== To do ==
• a. From the PF-3512676 study abstract below, list each serum cytokine or protein that rose after treatment, with the number of patients in whom it rose.
• b. Summarize the PF-3512676 study abstract below in two sentences.

== Document text ==
Phase 1 evaluation of intralesionally injected TLR9-agonist PF-3512676 in patients with basal cell carcinoma or metastatic melanoma

Synthetic oligodeoxynucleotides (ODNs), such as PF-3512676, that contain unmethylated cytosine-guanine motifs (CpG ODN) have been identified as highly potent immune activators by in vitro examinations and in murine models. CpG ODNs induce innate and adaptive immune responses by triggering Toll-like receptor 9 expressed by human B cells and plasmacytoid dendritic cells. A phase I study was initiated to investigate safety, tolerability, serum cytokine levels, cellular immune responses, and clinical activity of intralesional treatment with PF-3512676 in patients with basal cell carcinoma (BCC) or cutaneous or subcutaneous melanoma metastases. Intrapatient escalating doses of PF-3512676 (up to 10mg) were injected intralesionally every 14 days in 5 patients with BCC and in cutaneous or subcutaneous metastases of 5 patients with melanoma. PF-3512676 was well tolerated. Local swelling and erythema occurred at the injection site in 9/10 patients. There was only I incidence of a grade III hematologic adverse event (lymphocytopenia). Local tumor regressions were observed in patients with BCC (I complete regression, 4 partial regressions) and metastatic melanoma (I complete regression). After treatment with PF-3512676, interleukin-6 was increased in all patients, interferon-gamma induced protein-10 in 8/10 patients, interleukin-12p40 in 7/10 patients, and tumor necrosis factor-alpha levels in 6/10 patients. All patients had biopsies; moderate to abundant cellular infiltrates of lymphocytes were found post-treatment in most lesions of both histologic types. Intralesional treatment of skin tumors with PF-3512676 was safe and well tolerated. Despite the relatively low dosage, clinical activity was demonstrated both in patients with BCC and with cutaneous or subcutaneous metastatic melanoma lesions.

== Recorded data ==
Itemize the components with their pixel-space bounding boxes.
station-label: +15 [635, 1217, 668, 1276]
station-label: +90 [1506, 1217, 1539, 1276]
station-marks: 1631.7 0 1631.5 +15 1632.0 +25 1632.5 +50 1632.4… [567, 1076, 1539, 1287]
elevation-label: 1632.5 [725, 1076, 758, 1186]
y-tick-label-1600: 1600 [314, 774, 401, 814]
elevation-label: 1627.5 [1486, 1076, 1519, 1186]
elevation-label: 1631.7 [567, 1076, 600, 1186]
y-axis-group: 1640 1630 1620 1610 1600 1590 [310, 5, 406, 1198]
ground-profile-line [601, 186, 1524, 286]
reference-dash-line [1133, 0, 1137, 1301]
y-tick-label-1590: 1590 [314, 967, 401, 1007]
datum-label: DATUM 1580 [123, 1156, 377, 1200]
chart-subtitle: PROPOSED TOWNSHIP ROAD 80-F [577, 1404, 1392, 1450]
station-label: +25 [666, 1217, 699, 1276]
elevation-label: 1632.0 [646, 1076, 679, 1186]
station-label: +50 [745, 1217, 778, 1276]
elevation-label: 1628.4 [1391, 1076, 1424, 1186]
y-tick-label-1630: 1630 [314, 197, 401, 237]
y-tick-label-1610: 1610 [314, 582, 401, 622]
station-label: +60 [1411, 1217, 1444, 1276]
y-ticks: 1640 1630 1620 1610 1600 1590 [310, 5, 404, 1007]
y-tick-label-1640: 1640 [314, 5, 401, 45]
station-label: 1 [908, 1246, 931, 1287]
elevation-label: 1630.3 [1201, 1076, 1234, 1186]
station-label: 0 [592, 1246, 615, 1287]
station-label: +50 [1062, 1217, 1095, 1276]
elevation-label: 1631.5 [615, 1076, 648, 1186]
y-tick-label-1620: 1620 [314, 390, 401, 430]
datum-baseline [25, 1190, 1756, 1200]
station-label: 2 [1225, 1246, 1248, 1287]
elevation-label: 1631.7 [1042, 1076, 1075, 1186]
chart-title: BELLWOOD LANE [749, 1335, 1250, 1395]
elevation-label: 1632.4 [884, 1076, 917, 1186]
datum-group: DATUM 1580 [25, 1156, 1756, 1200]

== Answers by item number ==
• a.
- Interleukin-6: all patients
- Interferon-gamma induced protein-10: 8/10 patients
- Interleukin-12p40: 7/10 patients
- Tumor necrosis factor-alpha: 6/10 patients

• b. In a phase I study, escalating doses of the TLR9 agonist PF-3512676 were injected into the lesions of 5 patients with basal cell carcinoma and 5 patients with cutaneous or subcutaneous melanoma metastases every 14 days. The treatment was safe and well tolerated, raised several serum cytokines, brought lymphocyte infiltrates into most lesions, and produced local tumor regressions in both patient groups despite the relatively low dosage.